* [WHAT IS BEING ASKED]:
Please print all of the material below, word for word.

>>>>

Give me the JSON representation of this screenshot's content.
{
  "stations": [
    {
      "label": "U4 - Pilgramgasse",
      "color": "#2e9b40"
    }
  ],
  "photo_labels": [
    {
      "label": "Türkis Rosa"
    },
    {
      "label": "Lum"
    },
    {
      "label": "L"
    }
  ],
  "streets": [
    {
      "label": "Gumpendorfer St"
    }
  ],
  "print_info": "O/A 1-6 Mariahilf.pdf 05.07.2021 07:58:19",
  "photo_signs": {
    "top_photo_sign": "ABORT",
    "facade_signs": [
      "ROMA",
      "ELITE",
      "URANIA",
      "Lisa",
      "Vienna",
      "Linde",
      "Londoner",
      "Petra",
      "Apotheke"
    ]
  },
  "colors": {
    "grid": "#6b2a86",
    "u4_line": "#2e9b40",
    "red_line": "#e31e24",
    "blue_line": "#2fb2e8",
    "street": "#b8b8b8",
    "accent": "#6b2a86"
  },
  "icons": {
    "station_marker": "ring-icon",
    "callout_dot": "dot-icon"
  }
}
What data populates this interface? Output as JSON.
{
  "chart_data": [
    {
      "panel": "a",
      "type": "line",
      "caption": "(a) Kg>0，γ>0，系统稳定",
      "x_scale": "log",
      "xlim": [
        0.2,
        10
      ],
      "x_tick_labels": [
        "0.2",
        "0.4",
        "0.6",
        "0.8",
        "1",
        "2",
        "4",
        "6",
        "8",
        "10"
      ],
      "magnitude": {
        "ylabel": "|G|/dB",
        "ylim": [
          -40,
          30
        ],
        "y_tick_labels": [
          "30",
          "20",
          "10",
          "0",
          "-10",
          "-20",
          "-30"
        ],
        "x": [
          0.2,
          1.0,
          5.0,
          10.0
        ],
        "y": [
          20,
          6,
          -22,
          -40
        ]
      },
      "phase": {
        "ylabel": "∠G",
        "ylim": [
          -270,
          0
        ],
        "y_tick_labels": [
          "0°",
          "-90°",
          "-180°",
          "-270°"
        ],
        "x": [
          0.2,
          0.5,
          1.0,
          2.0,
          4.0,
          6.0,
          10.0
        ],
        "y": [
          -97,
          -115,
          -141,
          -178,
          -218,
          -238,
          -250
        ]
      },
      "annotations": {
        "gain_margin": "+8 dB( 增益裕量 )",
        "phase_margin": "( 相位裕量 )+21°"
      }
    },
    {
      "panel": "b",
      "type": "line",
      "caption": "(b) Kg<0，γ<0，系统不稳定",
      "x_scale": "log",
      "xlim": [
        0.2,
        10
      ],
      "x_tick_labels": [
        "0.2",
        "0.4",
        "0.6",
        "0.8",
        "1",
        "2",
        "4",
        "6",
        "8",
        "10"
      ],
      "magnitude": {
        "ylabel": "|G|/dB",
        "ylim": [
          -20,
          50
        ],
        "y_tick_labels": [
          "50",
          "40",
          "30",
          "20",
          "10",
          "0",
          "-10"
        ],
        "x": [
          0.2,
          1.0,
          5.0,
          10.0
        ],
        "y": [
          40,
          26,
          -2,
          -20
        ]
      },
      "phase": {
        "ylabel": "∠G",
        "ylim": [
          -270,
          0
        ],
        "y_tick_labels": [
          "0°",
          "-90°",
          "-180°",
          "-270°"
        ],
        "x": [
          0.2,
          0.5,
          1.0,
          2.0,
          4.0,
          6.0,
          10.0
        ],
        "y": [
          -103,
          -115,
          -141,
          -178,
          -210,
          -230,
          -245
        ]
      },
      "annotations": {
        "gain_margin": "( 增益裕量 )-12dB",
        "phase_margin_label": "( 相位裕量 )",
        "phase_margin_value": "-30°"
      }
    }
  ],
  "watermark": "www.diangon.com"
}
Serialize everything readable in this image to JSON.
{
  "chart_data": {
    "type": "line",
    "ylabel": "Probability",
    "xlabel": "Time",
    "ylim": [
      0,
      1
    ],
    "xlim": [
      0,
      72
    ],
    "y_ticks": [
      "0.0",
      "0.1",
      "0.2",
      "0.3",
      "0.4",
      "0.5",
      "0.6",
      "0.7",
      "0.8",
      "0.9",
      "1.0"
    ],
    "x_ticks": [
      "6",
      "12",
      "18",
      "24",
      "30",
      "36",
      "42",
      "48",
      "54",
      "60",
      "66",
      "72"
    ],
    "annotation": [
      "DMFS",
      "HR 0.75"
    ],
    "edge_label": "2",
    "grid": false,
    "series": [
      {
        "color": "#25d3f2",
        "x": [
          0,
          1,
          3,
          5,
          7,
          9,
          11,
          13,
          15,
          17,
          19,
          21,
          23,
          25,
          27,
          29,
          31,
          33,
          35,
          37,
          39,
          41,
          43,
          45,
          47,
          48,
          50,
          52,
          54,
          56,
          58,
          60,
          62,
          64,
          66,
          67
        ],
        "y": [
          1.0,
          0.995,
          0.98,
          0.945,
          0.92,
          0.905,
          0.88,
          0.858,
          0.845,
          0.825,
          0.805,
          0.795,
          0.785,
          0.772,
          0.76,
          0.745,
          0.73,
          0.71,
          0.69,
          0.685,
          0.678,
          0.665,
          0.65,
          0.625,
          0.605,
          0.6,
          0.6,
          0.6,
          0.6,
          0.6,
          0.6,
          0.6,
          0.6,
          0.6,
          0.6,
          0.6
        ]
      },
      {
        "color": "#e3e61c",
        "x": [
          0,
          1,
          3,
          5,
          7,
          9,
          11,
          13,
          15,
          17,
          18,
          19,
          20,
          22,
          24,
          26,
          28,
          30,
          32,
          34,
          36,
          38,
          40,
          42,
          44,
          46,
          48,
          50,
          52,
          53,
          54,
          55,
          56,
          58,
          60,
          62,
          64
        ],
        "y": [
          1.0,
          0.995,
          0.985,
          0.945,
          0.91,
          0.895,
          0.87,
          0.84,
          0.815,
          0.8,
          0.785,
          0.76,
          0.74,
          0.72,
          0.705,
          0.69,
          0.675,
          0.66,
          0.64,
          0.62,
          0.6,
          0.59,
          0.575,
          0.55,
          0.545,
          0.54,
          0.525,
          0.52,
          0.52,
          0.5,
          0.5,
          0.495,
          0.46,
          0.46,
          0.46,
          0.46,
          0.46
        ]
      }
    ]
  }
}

<<<<

* [EXERCISE ANSWER]:
Give me the JSON representation of this screenshot's content.
{
  "stations": [
    {
      "label": "U4 - Pilgramgasse",
      "color": "#2e9b40"
    }
  ],
  "photo_labels": [
    {
      "label": "Türkis Rosa"
    },
    {
      "label": "Lum"
    },
    {
      "label": "L"
    }
  ],
  "streets": [
    {
      "label": "Gumpendorfer St"
    }
  ],
  "print_info": "O/A 1-6 Mariahilf.pdf 05.07.2021 07:58:19",
  "photo_signs": {
    "top_photo_sign": "ABORT",
    "facade_signs": [
      "ROMA",
      "ELITE",
      "URANIA",
      "Lisa",
      "Vienna",
      "Linde",
      "Londoner",
      "Petra",
      "Apotheke"
    ]
  },
  "colors": {
    "grid": "#6b2a86",
    "u4_line": "#2e9b40",
    "red_line": "#e31e24",
    "blue_line": "#2fb2e8",
    "street": "#b8b8b8",
    "accent": "#6b2a86"
  },
  "icons": {
    "station_marker": "ring-icon",
    "callout_dot": "dot-icon"
  }
}
What data populates this interface? Output as JSON.
{
  "chart_data": [
    {
      "panel": "a",
      "type": "line",
      "caption": "(a) Kg>0，γ>0，系统稳定",
      "x_scale": "log",
      "xlim": [
        0.2,
        10
      ],
      "x_tick_labels": [
        "0.2",
        "0.4",
        "0.6",
        "0.8",
        "1",
        "2",
        "4",
        "6",
        "8",
        "10"
      ],
      "magnitude": {
        "ylabel": "|G|/dB",
        "ylim": [
          -40,
          30
        ],
        "y_tick_labels": [
          "30",
          "20",
          "10",
          "0",
          "-10",
          "-20",
          "-30"
        ],
        "x": [
          0.2,
          1.0,
          5.0,
          10.0
        ],
        "y": [
          20,
          6,
          -22,
          -40
        ]
      },
      "phase": {
        "ylabel": "∠G",
        "ylim": [
          -270,
          0
        ],
        "y_tick_labels": [
          "0°",
          "-90°",
          "-180°",
          "-270°"
        ],
        "x": [
          0.2,
          0.5,
          1.0,
          2.0,
          4.0,
          6.0,
          10.0
        ],
        "y": [
          -97,
          -115,
          -141,
          -178,
          -218,
          -238,
          -250
        ]
      },
      "annotations": {
        "gain_margin": "+8 dB( 增益裕量 )",
        "phase_margin": "( 相位裕量 )+21°"
      }
    },
    {
      "panel": "b",
      "type": "line",
      "caption": "(b) Kg<0，γ<0，系统不稳定",
      "x_scale": "log",
      "xlim": [
        0.2,
        10
      ],
      "x_tick_labels": [
        "0.2",
        "0.4",
        "0.6",
        "0.8",
        "1",
        "2",
        "4",
        "6",
        "8",
        "10"
      ],
      "magnitude": {
        "ylabel": "|G|/dB",
        "ylim": [
          -20,
          50
        ],
        "y_tick_labels": [
          "50",
          "40",
          "30",
          "20",
          "10",
          "0",
          "-10"
        ],
        "x": [
          0.2,
          1.0,
          5.0,
          10.0
        ],
        "y": [
          40,
          26,
          -2,
          -20
        ]
      },
      "phase": {
        "ylabel": "∠G",
        "ylim": [
          -270,
          0
        ],
        "y_tick_labels": [
          "0°",
          "-90°",
          "-180°",
          "-270°"
        ],
        "x": [
          0.2,
          0.5,
          1.0,
          2.0,
          4.0,
          6.0,
          10.0
        ],
        "y": [
          -103,
          -115,
          -141,
          -178,
          -210,
          -230,
          -245
        ]
      },
      "annotations": {
        "gain_margin": "( 增益裕量 )-12dB",
        "phase_margin_label": "( 相位裕量 )",
        "phase_margin_value": "-30°"
      }
    }
  ],
  "watermark": "www.diangon.com"
}
Serialize everything readable in this image to JSON.
{
  "chart_data": {
    "type": "line",
    "ylabel": "Probability",
    "xlabel": "Time",
    "ylim": [
      0,
      1
    ],
    "xlim": [
      0,
      72
    ],
    "y_ticks": [
      "0.0",
      "0.1",
      "0.2",
      "0.3",
      "0.4",
      "0.5",
      "0.6",
      "0.7",
      "0.8",
      "0.9",
      "1.0"
    ],
    "x_ticks": [
      "6",
      "12",
      "18",
      "24",
      "30",
      "36",
      "42",
      "48",
      "54",
      "60",
      "66",
      "72"
    ],
    "annotation": [
      "DMFS",
      "HR 0.75"
    ],
    "edge_label": "2",
    "grid": false,
    "series": [
      {
        "color": "#25d3f2",
        "x": [
          0,
          1,
          3,
          5,
          7,
          9,
          11,
          13,
          15,
          17,
          19,
          21,
          23,
          25,
          27,
          29,
          31,
          33,
          35,
          37,
          39,
          41,
          43,
          45,
          47,
          48,
          50,
          52,
          54,
          56,
          58,
          60,
          62,
          64,
          66,
          67
        ],
        "y": [
          1.0,
          0.995,
          0.98,
          0.945,
          0.92,
          0.905,
          0.88,
          0.858,
          0.845,
          0.825,
          0.805,
          0.795,
          0.785,
          0.772,
          0.76,
          0.745,
          0.73,
          0.71,
          0.69,
          0.685,
          0.678,
          0.665,
          0.65,
          0.625,
          0.605,
          0.6,
          0.6,
          0.6,
          0.6,
          0.6,
          0.6,
          0.6,
          0.6,
          0.6,
          0.6,
          0.6
        ]
      },
      {
        "color": "#e3e61c",
        "x": [
          0,
          1,
          3,
          5,
          7,
          9,
          11,
          13,
          15,
          17,
          18,
          19,
          20,
          22,
          24,
          26,
          28,
          30,
          32,
          34,
          36,
          38,
          40,
          42,
          44,
          46,
          48,
          50,
          52,
          53,
          54,
          55,
          56,
          58,
          60,
          62,
          64
        ],
        "y": [
          1.0,
          0.995,
          0.985,
          0.945,
          0.91,
          0.895,
          0.87,
          0.84,
          0.815,
          0.8,
          0.785,
          0.76,
          0.74,
          0.72,
          0.705,
          0.69,
          0.675,
          0.66,
          0.64,
          0.62,
          0.6,
          0.59,
          0.575,
          0.55,
          0.545,
          0.54,
          0.525,
          0.52,
          0.52,
          0.5,
          0.5,
          0.495,
          0.46,
          0.46,
          0.46,
          0.46,
          0.46
        ]
      }
    ]
  }
}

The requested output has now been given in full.